To be done ::
Using the entries that follow, state how many lines contain the word "content". The response is that number and nothing more.

Input data ::
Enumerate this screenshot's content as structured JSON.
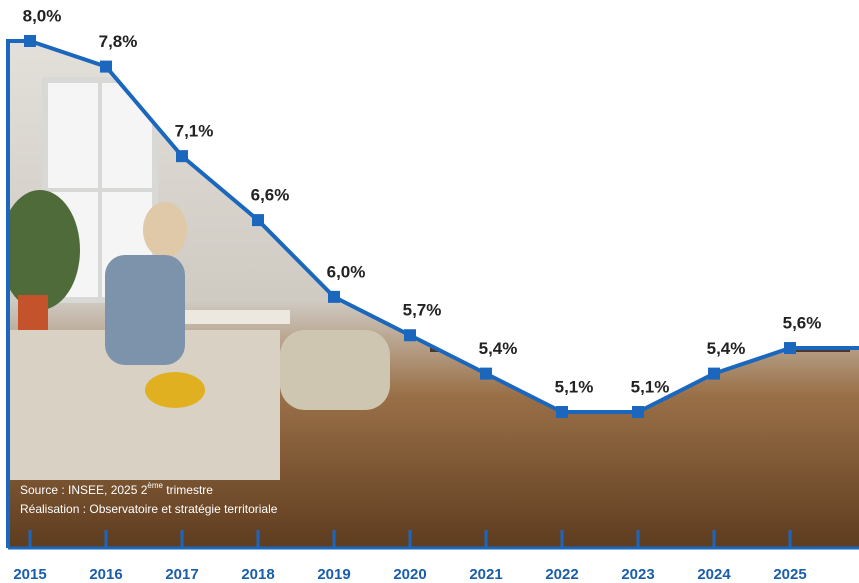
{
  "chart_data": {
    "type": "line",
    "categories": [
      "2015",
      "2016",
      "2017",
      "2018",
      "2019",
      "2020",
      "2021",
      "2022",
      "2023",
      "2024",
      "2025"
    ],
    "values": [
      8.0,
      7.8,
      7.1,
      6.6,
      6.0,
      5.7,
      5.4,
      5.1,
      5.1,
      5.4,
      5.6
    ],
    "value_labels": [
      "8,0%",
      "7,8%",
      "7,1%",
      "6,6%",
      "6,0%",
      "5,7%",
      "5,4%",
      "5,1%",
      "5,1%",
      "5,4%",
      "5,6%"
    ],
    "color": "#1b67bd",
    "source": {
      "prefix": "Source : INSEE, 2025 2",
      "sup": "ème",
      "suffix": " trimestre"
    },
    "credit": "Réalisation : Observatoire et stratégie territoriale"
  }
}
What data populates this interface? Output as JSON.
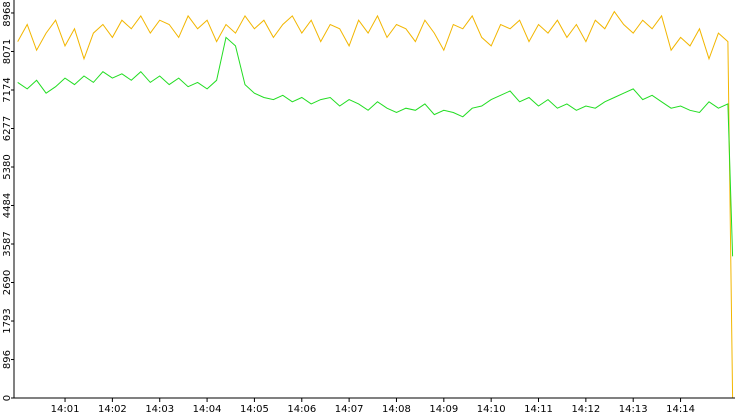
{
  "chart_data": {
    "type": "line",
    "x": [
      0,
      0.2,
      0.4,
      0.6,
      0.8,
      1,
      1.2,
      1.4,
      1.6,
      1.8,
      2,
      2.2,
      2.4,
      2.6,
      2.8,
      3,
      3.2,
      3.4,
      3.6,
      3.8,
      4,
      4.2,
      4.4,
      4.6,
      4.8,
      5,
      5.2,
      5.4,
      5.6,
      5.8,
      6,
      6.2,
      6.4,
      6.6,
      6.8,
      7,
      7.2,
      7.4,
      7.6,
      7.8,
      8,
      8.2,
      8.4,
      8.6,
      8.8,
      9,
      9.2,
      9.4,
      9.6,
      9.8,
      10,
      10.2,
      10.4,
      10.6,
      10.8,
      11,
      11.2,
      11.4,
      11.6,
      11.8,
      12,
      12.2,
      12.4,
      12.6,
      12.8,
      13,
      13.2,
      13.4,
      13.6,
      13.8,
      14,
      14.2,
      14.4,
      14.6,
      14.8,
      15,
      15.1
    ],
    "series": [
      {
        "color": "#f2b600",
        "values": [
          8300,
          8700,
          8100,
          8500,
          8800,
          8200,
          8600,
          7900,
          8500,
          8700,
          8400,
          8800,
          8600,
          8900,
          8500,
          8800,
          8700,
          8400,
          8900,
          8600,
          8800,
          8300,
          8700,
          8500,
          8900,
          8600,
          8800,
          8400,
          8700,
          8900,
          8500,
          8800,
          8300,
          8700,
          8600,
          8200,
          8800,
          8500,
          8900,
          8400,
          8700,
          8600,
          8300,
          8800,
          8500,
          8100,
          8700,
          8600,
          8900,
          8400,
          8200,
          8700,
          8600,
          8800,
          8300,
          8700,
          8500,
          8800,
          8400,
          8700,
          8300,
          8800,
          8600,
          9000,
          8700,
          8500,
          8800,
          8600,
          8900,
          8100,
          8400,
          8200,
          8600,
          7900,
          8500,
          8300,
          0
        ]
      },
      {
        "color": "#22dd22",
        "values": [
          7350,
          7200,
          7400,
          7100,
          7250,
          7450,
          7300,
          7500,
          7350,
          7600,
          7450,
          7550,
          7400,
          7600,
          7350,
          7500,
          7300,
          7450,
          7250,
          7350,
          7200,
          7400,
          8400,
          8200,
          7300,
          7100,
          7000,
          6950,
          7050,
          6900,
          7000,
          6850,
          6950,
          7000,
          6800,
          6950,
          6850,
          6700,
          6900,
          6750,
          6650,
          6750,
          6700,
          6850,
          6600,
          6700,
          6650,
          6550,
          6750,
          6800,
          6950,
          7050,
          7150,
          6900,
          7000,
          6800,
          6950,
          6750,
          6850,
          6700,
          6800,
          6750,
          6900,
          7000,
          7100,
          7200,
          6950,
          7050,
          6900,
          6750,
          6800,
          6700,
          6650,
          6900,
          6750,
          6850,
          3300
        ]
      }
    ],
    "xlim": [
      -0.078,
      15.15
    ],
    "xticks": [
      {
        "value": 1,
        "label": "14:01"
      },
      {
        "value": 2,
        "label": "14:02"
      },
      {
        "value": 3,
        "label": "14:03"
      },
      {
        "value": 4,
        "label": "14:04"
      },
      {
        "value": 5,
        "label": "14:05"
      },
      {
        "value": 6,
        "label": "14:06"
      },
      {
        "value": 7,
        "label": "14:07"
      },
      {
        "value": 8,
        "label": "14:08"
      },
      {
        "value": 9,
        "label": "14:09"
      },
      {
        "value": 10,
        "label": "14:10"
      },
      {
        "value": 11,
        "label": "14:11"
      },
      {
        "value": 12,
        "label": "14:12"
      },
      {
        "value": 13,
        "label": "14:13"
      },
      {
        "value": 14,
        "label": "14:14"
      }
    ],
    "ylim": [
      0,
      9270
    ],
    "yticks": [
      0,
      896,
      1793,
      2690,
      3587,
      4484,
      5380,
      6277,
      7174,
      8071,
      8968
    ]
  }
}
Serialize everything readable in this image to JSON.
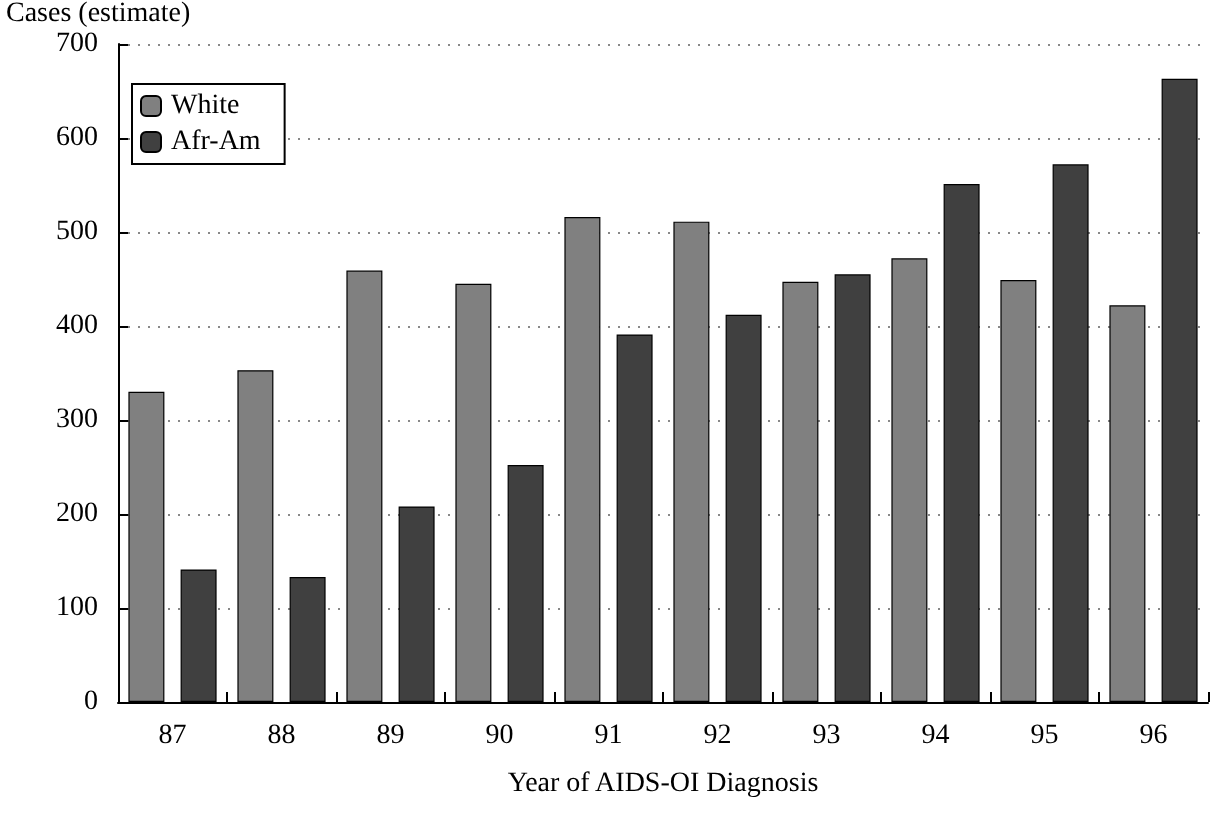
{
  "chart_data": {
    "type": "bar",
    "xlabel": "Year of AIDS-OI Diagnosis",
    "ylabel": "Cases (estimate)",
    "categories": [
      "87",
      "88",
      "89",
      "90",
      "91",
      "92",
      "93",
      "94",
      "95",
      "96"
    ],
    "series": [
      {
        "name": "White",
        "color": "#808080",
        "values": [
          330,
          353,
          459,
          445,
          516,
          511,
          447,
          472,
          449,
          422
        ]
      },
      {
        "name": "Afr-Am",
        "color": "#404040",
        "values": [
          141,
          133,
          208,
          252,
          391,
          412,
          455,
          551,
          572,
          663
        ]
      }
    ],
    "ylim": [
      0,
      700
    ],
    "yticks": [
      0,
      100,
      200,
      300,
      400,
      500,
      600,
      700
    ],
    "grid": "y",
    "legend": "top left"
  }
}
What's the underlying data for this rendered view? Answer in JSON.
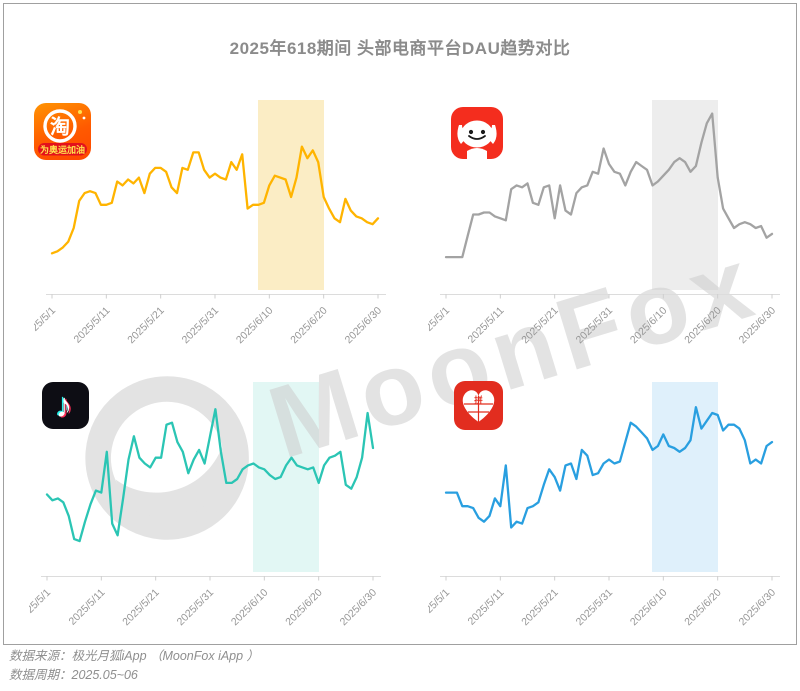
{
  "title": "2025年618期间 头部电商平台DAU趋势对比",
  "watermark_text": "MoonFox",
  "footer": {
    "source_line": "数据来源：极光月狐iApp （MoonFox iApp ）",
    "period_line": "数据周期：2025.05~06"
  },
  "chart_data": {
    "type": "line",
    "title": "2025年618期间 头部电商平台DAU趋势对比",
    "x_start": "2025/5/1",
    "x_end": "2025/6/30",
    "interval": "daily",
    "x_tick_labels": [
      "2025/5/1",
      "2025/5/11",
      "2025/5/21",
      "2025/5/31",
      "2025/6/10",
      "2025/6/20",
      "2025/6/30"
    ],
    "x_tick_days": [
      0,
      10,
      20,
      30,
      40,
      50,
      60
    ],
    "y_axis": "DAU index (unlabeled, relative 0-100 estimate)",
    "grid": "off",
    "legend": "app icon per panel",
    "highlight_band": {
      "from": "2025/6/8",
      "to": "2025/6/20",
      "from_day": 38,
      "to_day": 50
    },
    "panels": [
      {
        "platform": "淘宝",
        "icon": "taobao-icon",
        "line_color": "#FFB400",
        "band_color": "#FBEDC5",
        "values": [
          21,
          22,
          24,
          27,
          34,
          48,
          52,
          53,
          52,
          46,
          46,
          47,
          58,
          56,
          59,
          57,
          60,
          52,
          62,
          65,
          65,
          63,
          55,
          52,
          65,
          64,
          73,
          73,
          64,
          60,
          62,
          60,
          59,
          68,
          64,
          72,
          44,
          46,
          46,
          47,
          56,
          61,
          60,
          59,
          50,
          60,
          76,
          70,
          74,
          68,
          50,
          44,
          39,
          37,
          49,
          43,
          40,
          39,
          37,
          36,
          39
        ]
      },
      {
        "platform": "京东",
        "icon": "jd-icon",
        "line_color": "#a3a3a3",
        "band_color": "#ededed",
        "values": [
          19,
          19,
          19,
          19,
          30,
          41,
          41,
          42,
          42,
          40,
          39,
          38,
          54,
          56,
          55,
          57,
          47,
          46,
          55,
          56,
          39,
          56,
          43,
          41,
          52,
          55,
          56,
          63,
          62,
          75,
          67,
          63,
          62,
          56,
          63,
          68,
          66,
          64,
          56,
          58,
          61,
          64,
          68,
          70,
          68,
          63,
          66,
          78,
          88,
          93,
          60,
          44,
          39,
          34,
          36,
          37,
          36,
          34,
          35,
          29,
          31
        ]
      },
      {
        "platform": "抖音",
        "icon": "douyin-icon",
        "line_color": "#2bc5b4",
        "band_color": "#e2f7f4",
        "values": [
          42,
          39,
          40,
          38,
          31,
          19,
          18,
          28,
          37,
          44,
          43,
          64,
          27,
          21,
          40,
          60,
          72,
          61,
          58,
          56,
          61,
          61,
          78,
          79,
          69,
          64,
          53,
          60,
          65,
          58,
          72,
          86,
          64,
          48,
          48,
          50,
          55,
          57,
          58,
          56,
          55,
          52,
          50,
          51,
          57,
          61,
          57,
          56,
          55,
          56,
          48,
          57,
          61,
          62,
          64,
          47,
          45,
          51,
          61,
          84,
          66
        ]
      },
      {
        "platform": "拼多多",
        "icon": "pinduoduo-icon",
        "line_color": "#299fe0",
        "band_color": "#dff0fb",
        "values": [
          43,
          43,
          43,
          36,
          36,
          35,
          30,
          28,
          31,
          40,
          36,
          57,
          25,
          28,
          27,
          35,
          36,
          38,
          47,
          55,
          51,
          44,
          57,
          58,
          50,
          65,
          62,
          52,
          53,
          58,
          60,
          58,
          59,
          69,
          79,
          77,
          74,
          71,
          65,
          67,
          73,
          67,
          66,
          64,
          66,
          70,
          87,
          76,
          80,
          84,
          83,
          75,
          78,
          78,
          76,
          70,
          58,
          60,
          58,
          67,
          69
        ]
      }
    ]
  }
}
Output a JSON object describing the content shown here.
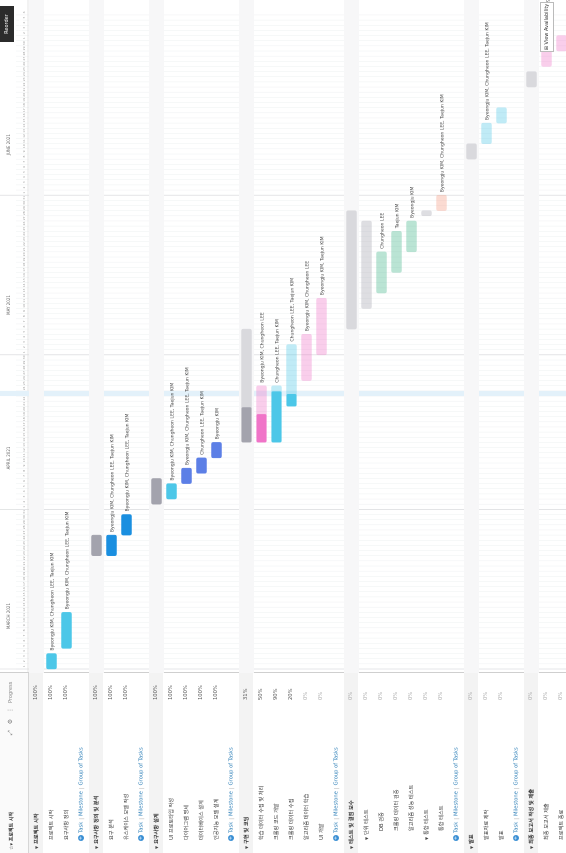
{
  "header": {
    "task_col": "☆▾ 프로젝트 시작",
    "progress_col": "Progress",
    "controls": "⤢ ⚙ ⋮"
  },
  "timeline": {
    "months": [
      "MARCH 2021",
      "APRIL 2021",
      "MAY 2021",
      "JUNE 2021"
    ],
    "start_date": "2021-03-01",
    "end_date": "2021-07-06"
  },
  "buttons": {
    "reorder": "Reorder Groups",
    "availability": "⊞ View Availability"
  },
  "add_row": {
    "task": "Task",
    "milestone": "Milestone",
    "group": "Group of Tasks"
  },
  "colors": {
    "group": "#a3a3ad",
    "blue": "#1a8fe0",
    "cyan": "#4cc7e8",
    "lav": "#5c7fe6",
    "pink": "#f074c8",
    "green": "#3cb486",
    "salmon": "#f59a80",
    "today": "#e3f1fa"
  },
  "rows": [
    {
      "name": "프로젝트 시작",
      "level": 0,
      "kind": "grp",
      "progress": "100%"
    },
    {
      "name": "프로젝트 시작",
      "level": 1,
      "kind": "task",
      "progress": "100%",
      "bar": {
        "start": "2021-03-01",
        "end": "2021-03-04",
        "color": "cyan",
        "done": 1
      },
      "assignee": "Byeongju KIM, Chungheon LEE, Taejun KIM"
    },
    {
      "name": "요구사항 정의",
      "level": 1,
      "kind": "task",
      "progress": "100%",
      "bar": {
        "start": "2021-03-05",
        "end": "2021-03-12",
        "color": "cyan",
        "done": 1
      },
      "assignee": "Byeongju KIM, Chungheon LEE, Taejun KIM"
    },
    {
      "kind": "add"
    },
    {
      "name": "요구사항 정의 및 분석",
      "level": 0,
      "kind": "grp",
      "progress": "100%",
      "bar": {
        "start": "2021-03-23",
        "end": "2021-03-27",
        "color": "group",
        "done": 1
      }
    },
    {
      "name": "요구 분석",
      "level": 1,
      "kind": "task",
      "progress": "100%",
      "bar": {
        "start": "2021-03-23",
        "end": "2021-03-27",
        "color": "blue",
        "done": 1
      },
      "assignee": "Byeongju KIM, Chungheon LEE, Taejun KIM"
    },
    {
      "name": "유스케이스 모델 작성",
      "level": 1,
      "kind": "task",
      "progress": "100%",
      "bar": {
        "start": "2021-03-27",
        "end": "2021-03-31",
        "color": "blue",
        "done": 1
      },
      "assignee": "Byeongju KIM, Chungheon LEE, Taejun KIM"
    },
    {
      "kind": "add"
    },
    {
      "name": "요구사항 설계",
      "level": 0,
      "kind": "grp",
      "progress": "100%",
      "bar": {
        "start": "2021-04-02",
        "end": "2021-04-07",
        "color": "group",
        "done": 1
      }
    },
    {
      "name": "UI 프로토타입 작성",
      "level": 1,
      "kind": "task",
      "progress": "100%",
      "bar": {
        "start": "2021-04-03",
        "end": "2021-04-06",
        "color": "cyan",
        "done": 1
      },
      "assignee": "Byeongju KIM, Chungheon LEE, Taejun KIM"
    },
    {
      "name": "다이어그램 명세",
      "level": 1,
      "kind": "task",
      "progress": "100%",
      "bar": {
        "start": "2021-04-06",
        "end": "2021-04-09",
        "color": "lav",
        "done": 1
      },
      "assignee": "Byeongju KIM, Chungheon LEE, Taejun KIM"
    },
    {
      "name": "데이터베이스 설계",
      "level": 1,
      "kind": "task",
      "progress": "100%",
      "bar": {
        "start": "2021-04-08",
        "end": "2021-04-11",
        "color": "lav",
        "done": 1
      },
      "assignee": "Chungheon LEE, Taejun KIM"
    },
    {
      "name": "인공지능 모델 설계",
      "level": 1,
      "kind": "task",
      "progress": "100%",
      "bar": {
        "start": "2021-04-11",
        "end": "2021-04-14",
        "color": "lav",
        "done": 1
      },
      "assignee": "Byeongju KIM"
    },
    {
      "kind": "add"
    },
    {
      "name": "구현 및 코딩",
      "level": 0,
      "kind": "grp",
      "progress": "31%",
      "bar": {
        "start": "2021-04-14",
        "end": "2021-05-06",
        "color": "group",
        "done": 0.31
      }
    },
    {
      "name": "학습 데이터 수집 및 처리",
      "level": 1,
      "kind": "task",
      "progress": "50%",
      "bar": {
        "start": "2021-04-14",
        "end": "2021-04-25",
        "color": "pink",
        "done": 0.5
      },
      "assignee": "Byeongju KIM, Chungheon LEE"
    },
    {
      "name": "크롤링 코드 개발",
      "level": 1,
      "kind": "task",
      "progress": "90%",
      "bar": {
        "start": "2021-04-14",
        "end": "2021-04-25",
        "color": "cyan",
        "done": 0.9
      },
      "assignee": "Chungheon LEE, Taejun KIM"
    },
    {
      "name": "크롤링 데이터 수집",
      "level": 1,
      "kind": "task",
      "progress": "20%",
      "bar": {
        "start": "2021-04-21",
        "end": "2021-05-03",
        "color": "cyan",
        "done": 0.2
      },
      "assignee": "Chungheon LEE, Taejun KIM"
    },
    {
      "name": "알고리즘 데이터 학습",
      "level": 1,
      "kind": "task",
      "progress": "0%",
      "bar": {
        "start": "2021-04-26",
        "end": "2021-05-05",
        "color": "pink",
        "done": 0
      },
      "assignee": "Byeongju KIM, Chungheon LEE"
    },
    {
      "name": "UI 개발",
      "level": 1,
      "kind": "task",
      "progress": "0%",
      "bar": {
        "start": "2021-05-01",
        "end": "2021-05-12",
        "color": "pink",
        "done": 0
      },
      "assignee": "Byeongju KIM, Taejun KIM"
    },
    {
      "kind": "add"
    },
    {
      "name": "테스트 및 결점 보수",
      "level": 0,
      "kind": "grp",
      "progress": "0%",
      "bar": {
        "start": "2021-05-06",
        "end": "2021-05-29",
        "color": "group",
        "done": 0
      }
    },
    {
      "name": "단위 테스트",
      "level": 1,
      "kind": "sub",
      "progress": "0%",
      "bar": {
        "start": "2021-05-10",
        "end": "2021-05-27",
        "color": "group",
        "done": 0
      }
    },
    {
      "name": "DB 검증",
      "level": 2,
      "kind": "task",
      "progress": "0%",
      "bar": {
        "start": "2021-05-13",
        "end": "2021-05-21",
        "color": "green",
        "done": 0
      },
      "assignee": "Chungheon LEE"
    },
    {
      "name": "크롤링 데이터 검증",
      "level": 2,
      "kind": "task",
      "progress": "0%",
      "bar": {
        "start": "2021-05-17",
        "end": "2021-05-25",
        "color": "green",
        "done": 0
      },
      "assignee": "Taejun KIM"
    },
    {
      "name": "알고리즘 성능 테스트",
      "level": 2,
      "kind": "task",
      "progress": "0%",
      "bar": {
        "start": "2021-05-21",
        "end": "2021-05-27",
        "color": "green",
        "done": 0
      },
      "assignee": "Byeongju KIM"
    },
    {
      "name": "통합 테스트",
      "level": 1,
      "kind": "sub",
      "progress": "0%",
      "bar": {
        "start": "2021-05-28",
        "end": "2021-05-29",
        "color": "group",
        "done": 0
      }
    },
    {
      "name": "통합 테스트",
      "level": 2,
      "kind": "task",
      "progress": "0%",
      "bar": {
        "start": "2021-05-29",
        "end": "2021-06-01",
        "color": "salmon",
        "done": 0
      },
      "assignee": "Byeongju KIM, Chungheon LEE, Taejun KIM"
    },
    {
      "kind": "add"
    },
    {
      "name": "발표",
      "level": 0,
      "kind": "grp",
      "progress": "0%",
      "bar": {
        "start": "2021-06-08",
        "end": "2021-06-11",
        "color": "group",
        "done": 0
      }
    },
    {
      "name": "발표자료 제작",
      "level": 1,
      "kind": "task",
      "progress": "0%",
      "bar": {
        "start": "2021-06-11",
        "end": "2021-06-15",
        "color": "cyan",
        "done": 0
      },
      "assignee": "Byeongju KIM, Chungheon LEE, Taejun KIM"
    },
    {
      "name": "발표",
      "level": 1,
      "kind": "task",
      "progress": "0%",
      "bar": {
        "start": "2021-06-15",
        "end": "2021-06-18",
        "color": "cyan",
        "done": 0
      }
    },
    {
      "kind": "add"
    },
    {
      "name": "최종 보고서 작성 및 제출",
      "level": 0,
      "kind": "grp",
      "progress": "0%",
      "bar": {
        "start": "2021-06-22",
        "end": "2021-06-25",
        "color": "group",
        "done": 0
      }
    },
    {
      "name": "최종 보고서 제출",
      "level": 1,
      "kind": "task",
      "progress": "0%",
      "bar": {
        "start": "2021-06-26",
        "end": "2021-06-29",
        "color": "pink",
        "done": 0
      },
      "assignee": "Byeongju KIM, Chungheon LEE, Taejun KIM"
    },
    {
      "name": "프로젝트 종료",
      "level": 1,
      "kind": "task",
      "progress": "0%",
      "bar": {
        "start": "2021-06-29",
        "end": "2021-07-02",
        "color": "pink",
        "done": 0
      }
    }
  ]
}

Expected answer ::
2